▶ **GIVEN TEXT**
Identifying Your Architecture
| If you have... | You're using... |
|---|---|
iam-primary-roles and iam-delegated-roles | Evolution 1 |
aws-teams, aws-team-roles, account-map | Evolution 2 or 3 |
aws-sso, iam-role, no account-map | Evolution 4 (current) |
Component Forensics
Evolution 1: Look for iam-primary-roles or iam-delegated-roles directories in your components.
Evolution 2/3: Check if account-map/modules/roles-to-principals/variables.tf exists. If it contains overridable_team_permission_sets_enabled, you have at least Evolution 3.
Evolution 4: You have aws-sso component but no account-map component, and your stacks use static account_map variables.
Recommendations
New deployments should use Evolution 4 (Permission Sets and IAM Roles).
Existing deployments on Evolution 2 or 3 should plan migration to Evolution 4 to benefit from:
- Simplified architecture
- No circular dependencies
- Better Atmos Auth integration
- Reduced maintenance overhead
Evolution 1 deployments should upgrade directly to Evolution 4 rather than going through intermediate evolutions.

▶ **RECORDED INFORMATION**
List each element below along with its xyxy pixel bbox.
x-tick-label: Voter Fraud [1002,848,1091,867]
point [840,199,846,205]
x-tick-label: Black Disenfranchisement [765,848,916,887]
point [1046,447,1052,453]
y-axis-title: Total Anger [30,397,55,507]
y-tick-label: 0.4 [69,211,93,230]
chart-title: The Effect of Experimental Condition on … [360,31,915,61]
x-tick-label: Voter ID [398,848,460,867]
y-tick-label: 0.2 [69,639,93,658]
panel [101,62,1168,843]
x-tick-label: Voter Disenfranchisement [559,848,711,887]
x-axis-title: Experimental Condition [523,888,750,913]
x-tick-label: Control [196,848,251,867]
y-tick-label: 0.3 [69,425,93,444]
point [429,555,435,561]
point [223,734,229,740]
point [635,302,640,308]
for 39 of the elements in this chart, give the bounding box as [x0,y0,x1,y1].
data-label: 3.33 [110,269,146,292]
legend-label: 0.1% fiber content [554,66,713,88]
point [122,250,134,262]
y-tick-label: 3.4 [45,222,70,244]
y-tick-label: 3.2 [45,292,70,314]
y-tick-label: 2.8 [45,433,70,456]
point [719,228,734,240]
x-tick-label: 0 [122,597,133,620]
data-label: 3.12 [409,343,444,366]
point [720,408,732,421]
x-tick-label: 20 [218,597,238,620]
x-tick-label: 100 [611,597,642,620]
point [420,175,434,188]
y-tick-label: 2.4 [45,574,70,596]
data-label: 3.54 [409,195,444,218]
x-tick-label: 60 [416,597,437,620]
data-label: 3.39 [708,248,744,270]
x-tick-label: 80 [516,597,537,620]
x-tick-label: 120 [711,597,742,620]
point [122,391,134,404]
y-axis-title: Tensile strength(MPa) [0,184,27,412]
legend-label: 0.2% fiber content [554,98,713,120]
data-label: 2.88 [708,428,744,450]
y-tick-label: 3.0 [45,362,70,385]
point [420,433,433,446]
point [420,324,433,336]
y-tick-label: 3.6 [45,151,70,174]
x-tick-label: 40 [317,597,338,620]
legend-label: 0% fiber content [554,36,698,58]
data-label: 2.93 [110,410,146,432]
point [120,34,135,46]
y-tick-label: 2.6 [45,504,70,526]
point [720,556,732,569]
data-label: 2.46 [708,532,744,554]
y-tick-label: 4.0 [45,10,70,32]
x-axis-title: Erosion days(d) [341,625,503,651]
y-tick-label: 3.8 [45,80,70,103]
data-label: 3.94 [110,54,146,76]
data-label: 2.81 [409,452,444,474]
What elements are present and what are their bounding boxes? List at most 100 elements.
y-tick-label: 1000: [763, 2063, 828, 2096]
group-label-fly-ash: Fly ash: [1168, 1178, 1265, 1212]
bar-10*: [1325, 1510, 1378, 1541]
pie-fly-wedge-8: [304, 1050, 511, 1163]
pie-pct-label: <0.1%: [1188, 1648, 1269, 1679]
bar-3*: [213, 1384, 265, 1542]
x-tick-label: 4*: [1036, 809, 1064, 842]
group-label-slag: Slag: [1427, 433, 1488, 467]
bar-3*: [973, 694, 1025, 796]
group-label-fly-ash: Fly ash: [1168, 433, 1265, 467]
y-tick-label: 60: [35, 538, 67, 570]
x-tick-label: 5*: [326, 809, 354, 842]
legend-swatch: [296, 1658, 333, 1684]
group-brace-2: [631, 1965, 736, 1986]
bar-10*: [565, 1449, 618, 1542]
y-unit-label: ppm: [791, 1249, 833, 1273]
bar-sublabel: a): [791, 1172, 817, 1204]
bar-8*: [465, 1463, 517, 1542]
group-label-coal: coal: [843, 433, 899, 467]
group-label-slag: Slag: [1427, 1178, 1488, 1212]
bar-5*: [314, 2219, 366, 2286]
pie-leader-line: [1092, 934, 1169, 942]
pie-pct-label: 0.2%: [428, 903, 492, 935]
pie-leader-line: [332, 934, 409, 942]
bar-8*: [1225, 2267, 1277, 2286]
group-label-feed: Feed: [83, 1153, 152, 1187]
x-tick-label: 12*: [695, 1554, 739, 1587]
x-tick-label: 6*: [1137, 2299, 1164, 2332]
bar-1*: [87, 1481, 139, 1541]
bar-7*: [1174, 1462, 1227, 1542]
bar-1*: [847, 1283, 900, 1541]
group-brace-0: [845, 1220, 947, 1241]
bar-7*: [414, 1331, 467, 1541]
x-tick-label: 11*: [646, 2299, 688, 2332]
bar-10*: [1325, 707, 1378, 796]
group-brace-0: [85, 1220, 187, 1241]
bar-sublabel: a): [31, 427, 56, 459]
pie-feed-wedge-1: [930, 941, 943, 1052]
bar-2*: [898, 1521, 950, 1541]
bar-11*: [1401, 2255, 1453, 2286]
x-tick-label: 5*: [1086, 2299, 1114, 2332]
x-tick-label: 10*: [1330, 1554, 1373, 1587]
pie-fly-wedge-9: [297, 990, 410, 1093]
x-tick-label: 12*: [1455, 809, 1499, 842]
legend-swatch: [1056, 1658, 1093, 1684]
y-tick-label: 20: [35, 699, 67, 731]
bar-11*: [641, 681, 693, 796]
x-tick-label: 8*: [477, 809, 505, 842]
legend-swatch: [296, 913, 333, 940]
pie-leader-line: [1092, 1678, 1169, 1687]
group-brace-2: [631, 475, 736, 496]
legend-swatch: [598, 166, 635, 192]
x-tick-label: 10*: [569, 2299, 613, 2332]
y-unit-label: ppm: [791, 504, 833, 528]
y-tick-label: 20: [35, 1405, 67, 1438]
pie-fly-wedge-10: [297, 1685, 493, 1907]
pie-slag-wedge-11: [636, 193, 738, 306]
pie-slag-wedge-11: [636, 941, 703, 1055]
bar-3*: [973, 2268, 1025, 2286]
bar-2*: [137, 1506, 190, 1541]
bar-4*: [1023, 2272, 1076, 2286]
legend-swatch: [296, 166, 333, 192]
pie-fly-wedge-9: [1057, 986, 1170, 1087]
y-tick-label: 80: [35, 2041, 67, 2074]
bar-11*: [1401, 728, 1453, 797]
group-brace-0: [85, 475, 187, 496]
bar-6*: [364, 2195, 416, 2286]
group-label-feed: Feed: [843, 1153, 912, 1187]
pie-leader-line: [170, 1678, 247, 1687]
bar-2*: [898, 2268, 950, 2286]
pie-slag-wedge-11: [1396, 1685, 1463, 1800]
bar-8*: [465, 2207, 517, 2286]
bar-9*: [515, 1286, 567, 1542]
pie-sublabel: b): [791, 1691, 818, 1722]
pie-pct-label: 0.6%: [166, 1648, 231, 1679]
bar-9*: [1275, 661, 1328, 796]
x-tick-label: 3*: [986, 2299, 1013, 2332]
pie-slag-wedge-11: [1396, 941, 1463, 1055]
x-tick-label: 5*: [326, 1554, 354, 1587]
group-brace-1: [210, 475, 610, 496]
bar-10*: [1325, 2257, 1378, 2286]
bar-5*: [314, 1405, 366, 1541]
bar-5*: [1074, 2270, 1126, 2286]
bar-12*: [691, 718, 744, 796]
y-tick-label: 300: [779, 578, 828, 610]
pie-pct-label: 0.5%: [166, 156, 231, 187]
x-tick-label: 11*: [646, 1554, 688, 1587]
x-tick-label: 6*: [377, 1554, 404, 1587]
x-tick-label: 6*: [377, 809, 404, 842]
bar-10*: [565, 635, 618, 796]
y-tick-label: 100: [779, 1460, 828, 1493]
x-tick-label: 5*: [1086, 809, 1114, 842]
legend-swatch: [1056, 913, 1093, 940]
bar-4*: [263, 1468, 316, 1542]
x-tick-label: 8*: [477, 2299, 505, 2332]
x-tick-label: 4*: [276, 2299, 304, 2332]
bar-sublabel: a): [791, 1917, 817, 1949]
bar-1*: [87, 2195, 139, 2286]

▶ **EXERCISE REQUIREMENTS**
a – Extract from the architecture text the passage that begins at the words "Evolution 4: You" and stops after "through intermediate evolutions.".
b – In the architecture text, which file's contents show that a deployment is on at least Evolution 3, and what setting must it contain?

▶ **YOUR RESPONSES**
a –
Evolution 4: You have aws-sso component but no account-map component, and your stacks use static account_map variables.
Recommendations
New deployments should use Evolution 4 (Permission Sets and IAM Roles).
Existing deployments on Evolution 2 or 3 should plan migration to Evolution 4 to benefit from:
- Simplified architecture
- No circular dependencies
- Better Atmos Auth integration
- Reduced maintenance overhead
Evolution 1 deployments should upgrade directly to Evolution 4 rather than going through intermediate evolutions.

b – The file account-map/modules/roles-to-principals/variables.tf must contain overridable_team_permission_sets_enabled.